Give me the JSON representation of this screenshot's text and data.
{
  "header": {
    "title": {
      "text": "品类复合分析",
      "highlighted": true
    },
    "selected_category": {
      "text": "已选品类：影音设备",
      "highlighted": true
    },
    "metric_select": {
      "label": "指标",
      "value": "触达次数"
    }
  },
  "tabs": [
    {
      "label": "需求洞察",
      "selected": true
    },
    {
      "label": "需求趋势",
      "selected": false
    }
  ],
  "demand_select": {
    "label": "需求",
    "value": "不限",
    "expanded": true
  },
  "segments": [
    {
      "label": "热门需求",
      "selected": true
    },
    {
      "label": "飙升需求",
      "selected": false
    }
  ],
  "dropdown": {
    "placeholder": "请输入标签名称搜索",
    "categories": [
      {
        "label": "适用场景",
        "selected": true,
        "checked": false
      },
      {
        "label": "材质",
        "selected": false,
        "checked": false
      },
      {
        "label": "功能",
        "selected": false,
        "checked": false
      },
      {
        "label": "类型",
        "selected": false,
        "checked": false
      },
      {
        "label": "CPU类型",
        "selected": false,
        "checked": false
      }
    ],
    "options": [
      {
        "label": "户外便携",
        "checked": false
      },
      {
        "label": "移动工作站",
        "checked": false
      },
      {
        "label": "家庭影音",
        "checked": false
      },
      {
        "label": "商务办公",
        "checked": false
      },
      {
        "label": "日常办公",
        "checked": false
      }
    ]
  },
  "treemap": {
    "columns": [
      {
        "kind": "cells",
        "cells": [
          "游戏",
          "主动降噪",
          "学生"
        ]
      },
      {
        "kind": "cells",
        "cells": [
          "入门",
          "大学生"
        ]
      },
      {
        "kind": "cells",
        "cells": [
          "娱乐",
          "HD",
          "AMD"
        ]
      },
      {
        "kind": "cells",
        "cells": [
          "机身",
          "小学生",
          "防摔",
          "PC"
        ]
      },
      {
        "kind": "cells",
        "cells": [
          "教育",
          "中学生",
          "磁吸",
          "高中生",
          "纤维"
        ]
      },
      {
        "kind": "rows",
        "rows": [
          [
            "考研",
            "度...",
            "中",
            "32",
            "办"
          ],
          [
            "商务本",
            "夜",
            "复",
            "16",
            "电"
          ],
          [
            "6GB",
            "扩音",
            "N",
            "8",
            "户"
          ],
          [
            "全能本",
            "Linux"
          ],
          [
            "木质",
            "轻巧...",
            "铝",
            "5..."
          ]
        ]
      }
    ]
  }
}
========
→ **PROBLEM TO WORK ON**
Find each line with the string "text" and copy it out.

→ **WRITTEN RESPONSE**
Give me the JSON representation of this screenshot's text and data.
      "text": "品类复合分析",
      "text": "已选品类：影音设备",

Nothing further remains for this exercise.